___ EXTRAIT ÉTUDIÉ ___
Pour trancher la difficulté, je prends au hasard. Les doléances adressées à une jeune mère sur la perte de son bébé sont les premières qui me tombent sous la main.

Après s’être longuement étendu, avec une complaisance presque coupable, sur la fragilité des choses humaines, et déploré l’évanouissement des projets fondés sur ces «  jeunes fronts olympiens » (?), l’auteur s’adresse dans le transport de son émotion à la mère elle-même et s’écrie :

«  Console-toi, chère cousine ! Tu n’entendras plus, il est vrai, son gentil babil, son charmant gue… gue… gue, que tu aimais tant… »

Plus loin encore, perçant d’un œil inspiré la distance qui le sépare du céleste empyrée, il lui montre « son poupon » jouant avec les anges.

Le mot poupon, dans une circonstance aussi solennelle, donnerait aux esthéticiens des ébranlements cérébraux. Un poupon qui fait gue, gue, et qui meurt, là, qui meurt comme les autres, c’est à ne jamais s’en consoler.
___ DONNÉES PRÉSENTÉES ___
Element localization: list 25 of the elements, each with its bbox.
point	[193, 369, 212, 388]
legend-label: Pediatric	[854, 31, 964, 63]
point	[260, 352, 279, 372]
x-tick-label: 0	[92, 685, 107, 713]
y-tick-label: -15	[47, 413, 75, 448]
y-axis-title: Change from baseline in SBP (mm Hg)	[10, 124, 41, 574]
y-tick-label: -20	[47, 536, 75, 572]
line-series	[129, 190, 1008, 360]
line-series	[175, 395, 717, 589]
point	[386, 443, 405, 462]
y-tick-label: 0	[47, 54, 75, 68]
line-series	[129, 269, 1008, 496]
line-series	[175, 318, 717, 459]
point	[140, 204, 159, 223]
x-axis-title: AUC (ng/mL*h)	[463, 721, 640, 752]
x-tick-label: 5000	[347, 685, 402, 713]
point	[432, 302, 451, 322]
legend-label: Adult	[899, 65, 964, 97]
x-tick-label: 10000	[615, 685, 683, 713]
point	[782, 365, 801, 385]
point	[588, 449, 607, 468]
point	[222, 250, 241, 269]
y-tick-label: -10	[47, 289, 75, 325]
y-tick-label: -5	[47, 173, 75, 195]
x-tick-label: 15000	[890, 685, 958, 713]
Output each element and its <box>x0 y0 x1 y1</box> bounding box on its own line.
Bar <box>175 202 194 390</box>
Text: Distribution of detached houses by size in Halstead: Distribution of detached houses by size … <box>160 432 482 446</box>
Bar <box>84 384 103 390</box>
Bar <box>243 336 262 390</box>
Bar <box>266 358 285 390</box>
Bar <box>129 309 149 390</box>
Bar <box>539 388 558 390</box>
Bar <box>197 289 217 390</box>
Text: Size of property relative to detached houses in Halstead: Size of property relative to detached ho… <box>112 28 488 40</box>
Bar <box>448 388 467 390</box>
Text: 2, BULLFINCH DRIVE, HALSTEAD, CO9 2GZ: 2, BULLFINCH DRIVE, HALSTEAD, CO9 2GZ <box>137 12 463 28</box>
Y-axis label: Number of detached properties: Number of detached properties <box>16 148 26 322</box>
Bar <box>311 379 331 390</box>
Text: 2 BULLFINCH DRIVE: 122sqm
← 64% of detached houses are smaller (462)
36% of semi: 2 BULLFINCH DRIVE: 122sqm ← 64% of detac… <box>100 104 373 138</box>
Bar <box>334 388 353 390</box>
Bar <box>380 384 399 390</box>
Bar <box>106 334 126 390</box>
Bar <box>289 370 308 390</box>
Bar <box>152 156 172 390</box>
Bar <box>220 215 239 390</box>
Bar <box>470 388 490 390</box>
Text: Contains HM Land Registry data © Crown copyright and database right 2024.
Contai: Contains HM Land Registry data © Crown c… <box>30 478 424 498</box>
___
- [EXERCICES PROPOSÉS]
A: Pouvez-vous transcrire fidèlement le passage de l'extrait qui commence par les mots contenant « Pour trancher la » et se termine par « avec les anges. » ?
B: Ces affirmations sont-elles conformes à l'extrait ? Répondez par oui ou par non, avec à l'appui les mots décisifs de l'extrait cités à l'identique. (i) Les doléances concernent une jeune mère qui a perdu son bébé. (ii) Le narrateur choisit ces doléances après les avoir comparées avec soin à d'autres. (iii) L'auteur des doléances montre à la mère son enfant jouant avec les anges.
C: Quels sont tous les passages que l'extrait place entre guillemets ?
Les données n'ont aucun rôle dans ce travail.

- [CORRIGÉ]
A:
Pour trancher la difficulté, je prends au hasard. Les doléances adressées à une jeune mère sur la perte de son bébé sont les premières qui me tombent sous la main.

Après s’être longuement étendu, avec une complaisance presque coupable, sur la fragilité des choses humaines, et déploré l’évanouissement des projets fondés sur ces «  jeunes fronts olympiens » (?), l’auteur s’adresse dans le transport de son émotion à la mère elle-même et s’écrie :

«  Console-toi, chère cousine ! Tu n’entendras plus, il est vrai, son gentil babil, son charmant gue… gue… gue, que tu aimais tant… »

Plus loin encore, perçant d’un œil inspiré la distance qui le sépare du céleste empyrée, il lui montre « son poupon » jouant avec les anges.

B:
(i) Oui : « Les doléances adressées à une jeune mère sur la perte de son bébé ».
(ii) Non : « je prends au hasard ».
(iii) Oui : « il lui montre « son poupon » jouant avec les anges ».

C:
- « jeunes fronts olympiens »
- « Console-toi, chère cousine ! Tu n'entendras plus, il est vrai, son gentil babil, son charmant gue… gue… gue, que tu aimais tant… »
- « son poupon »